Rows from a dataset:
- - - -

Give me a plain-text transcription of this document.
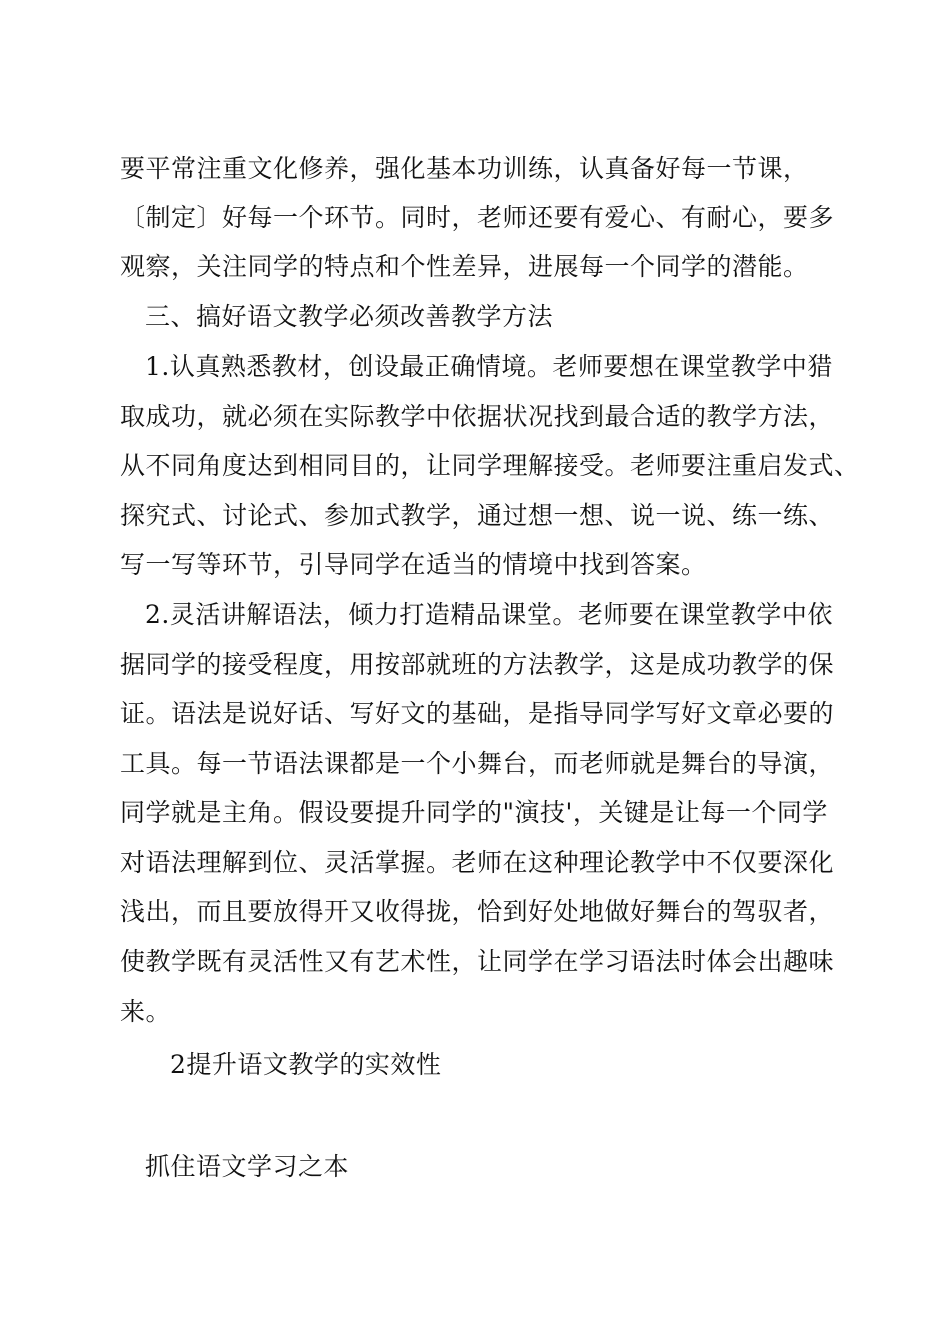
要平常注重文化修养，强化基本功训练，认真备好每一节课，
〔制定〕好每一个环节。同时，老师还要有爱心、有耐心，要多
观察，关注同学的特点和个性差异，进展每一个同学的潜能。
三、搞好语文教学必须改善教学方法
1.认真熟悉教材，创设最正确情境。老师要想在课堂教学中猎
取成功，就必须在实际教学中依据状况找到最合适的教学方法，
从不同角度达到相同目的，让同学理解接受。老师要注重启发式、
探究式、讨论式、参加式教学，通过想一想、说一说、练一练、
写一写等环节，引导同学在适当的情境中找到答案。
2.灵活讲解语法，倾力打造精品课堂。老师要在课堂教学中依
据同学的接受程度，用按部就班的方法教学，这是成功教学的保
证。语法是说好话、写好文的基础，是指导同学写好文章必要的
工具。每一节语法课都是一个小舞台，而老师就是舞台的导演，
同学就是主角。假设要提升同学的"演技'，关键是让每一个同学
对语法理解到位、灵活掌握。老师在这种理论教学中不仅要深化
浅出，而且要放得开又收得拢，恰到好处地做好舞台的驾驭者，
使教学既有灵活性又有艺术性，让同学在学习语法时体会出趣味
来。
2提升语文教学的实效性
抓住语文学习之本
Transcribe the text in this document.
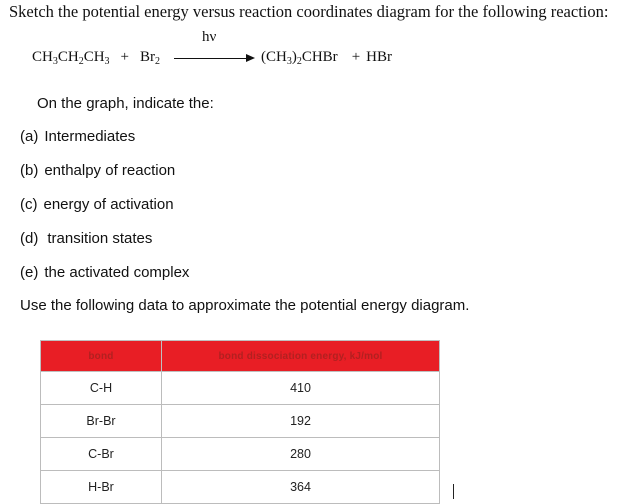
Sketch the potential energy versus reaction coordinates diagram for the following reaction:
$CH_3CH_2CH_3 + Br_2$
hν
$(CH_3)_2CHBr$ + HBr
On the graph, indicate the:
(a) Intermediates
(b) enthalpy of reaction
(c) energy of activation
(d) transition states
(e) the activated complex
Use the following data to approximate the potential energy diagram.
bond	bond dissociation energy, kJ/mol
C-H	410
Br-Br	192
C-Br	280
H-Br	364
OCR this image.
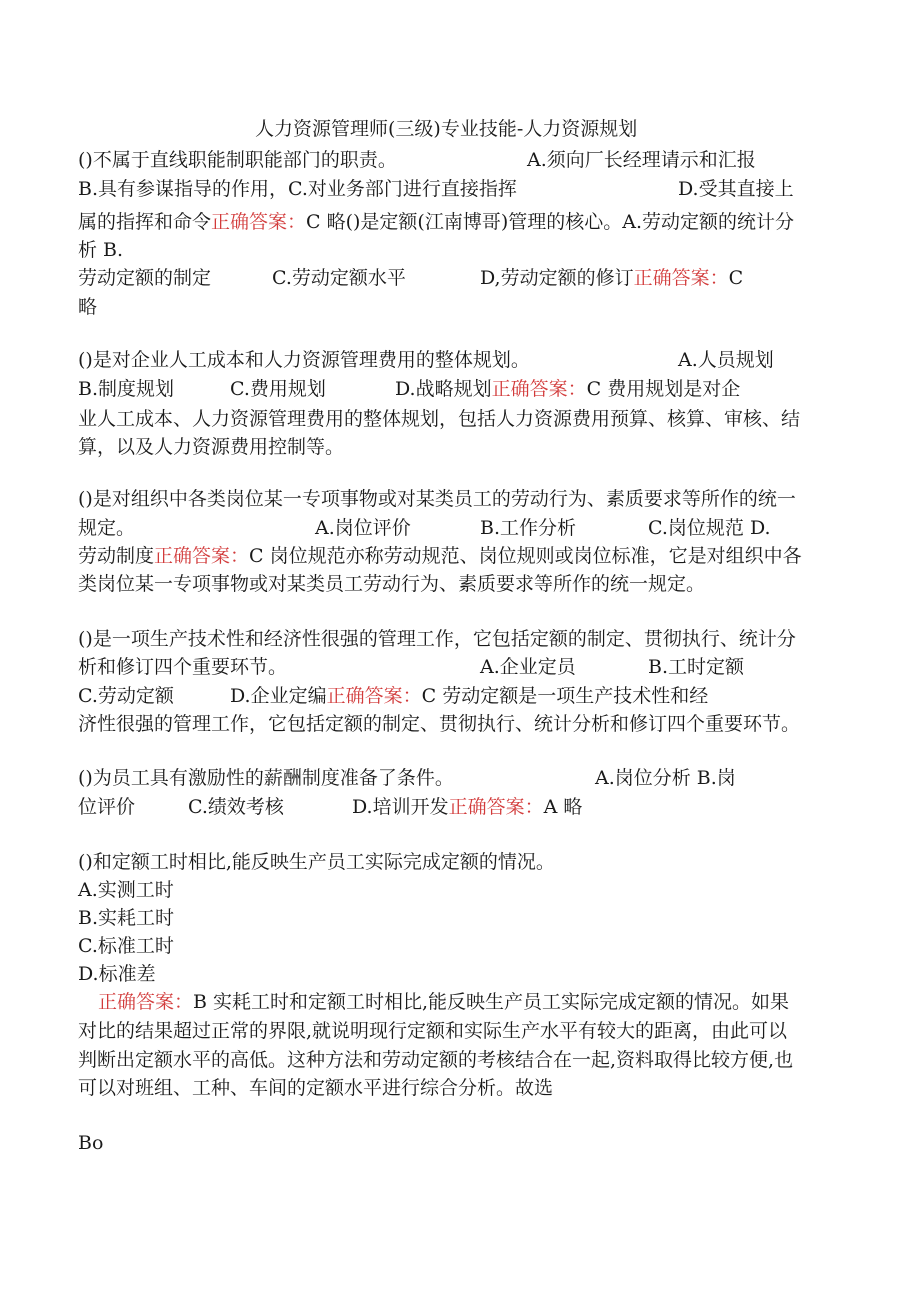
人力资源管理师(三级)专业技能-人力资源规划
()不属于直线职能制职能部门的职责。	A.须向厂长经理请示和汇报
B.具有参谋指导的作用，C.对业务部门进行直接指挥	D.受其直接上
属的指挥和命令正确答案：C 略()是定额(江南博哥)管理的核心。A.劳动定额的统计分
析 B.
劳动定额的制定	C.劳动定额水平	D,劳动定额的修订正确答案：C
略
()是对企业人工成本和人力资源管理费用的整体规划。	A.人员规划
B.制度规划	C.费用规划	D.战略规划正确答案：C 费用规划是对企
业人工成本、人力资源管理费用的整体规划，包括人力资源费用预算、核算、审核、结
算，以及人力资源费用控制等。
()是对组织中各类岗位某一专项事物或对某类员工的劳动行为、素质要求等所作的统一
规定。	A.岗位评价	B.工作分析	C.岗位规范 D.
劳动制度正确答案：C 岗位规范亦称劳动规范、岗位规则或岗位标准，它是对组织中各
类岗位某一专项事物或对某类员工劳动行为、素质要求等所作的统一规定。
()是一项生产技术性和经济性很强的管理工作，它包括定额的制定、贯彻执行、统计分
析和修订四个重要环节。	A.企业定员	B.工时定额
C.劳动定额	D.企业定编正确答案：C 劳动定额是一项生产技术性和经
济性很强的管理工作，它包括定额的制定、贯彻执行、统计分析和修订四个重要环节。
()为员工具有激励性的薪酬制度准备了条件。	A.岗位分析 B.岗
位评价	C.绩效考核	D.培训开发正确答案：A 略
()和定额工时相比,能反映生产员工实际完成定额的情况。
A.实测工时
B.实耗工时
C.标准工时
D.标准差
正确答案：B 实耗工时和定额工时相比,能反映生产员工实际完成定额的情况。如果
对比的结果超过正常的界限,就说明现行定额和实际生产水平有较大的距离，由此可以
判断出定额水平的高低。这种方法和劳动定额的考核结合在一起,资料取得比较方便,也
可以对班组、工种、车间的定额水平进行综合分析。故选
Bo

- - - -

Exercise objective: Copy the data word for word. Pictures do not go in the copy.

Result:
Give me a plain-text transcription of this document.
要平常注重文化修养，强化基本功训练，认真备好每一节课，
〔制定〕好每一个环节。同时，老师还要有爱心、有耐心，要多
观察，关注同学的特点和个性差异，进展每一个同学的潜能。
三、搞好语文教学必须改善教学方法
1.认真熟悉教材，创设最正确情境。老师要想在课堂教学中猎
取成功，就必须在实际教学中依据状况找到最合适的教学方法，
从不同角度达到相同目的，让同学理解接受。老师要注重启发式、
探究式、讨论式、参加式教学，通过想一想、说一说、练一练、
写一写等环节，引导同学在适当的情境中找到答案。
2.灵活讲解语法，倾力打造精品课堂。老师要在课堂教学中依
据同学的接受程度，用按部就班的方法教学，这是成功教学的保
证。语法是说好话、写好文的基础，是指导同学写好文章必要的
工具。每一节语法课都是一个小舞台，而老师就是舞台的导演，
同学就是主角。假设要提升同学的"演技'，关键是让每一个同学
对语法理解到位、灵活掌握。老师在这种理论教学中不仅要深化
浅出，而且要放得开又收得拢，恰到好处地做好舞台的驾驭者，
使教学既有灵活性又有艺术性，让同学在学习语法时体会出趣味
来。
2提升语文教学的实效性
抓住语文学习之本
Transcribe the text in this document.
Sketch the potential energy versus reaction coordinates diagram for the following reaction:
$CH_3CH_2CH_3 + Br_2$
hν
$(CH_3)_2CHBr$ + HBr
On the graph, indicate the:
(a) Intermediates
(b) enthalpy of reaction
(c) energy of activation
(d) transition states
(e) the activated complex
Use the following data to approximate the potential energy diagram.
bond	bond dissociation energy, kJ/mol
C-H	410
Br-Br	192
C-Br	280
H-Br	364
OCR this image.
人力资源管理师(三级)专业技能-人力资源规划
()不属于直线职能制职能部门的职责。	A.须向厂长经理请示和汇报
B.具有参谋指导的作用，C.对业务部门进行直接指挥	D.受其直接上
属的指挥和命令正确答案：C 略()是定额(江南博哥)管理的核心。A.劳动定额的统计分
析 B.
劳动定额的制定	C.劳动定额水平	D,劳动定额的修订正确答案：C
略
()是对企业人工成本和人力资源管理费用的整体规划。	A.人员规划
B.制度规划	C.费用规划	D.战略规划正确答案：C 费用规划是对企
业人工成本、人力资源管理费用的整体规划，包括人力资源费用预算、核算、审核、结
算，以及人力资源费用控制等。
()是对组织中各类岗位某一专项事物或对某类员工的劳动行为、素质要求等所作的统一
规定。	A.岗位评价	B.工作分析	C.岗位规范 D.
劳动制度正确答案：C 岗位规范亦称劳动规范、岗位规则或岗位标准，它是对组织中各
类岗位某一专项事物或对某类员工劳动行为、素质要求等所作的统一规定。
()是一项生产技术性和经济性很强的管理工作，它包括定额的制定、贯彻执行、统计分
析和修订四个重要环节。	A.企业定员	B.工时定额
C.劳动定额	D.企业定编正确答案：C 劳动定额是一项生产技术性和经
济性很强的管理工作，它包括定额的制定、贯彻执行、统计分析和修订四个重要环节。
()为员工具有激励性的薪酬制度准备了条件。	A.岗位分析 B.岗
位评价	C.绩效考核	D.培训开发正确答案：A 略
()和定额工时相比,能反映生产员工实际完成定额的情况。
A.实测工时
B.实耗工时
C.标准工时
D.标准差
正确答案：B 实耗工时和定额工时相比,能反映生产员工实际完成定额的情况。如果
对比的结果超过正常的界限,就说明现行定额和实际生产水平有较大的距离，由此可以
判断出定额水平的高低。这种方法和劳动定额的考核结合在一起,资料取得比较方便,也
可以对班组、工种、车间的定额水平进行综合分析。故选
Bo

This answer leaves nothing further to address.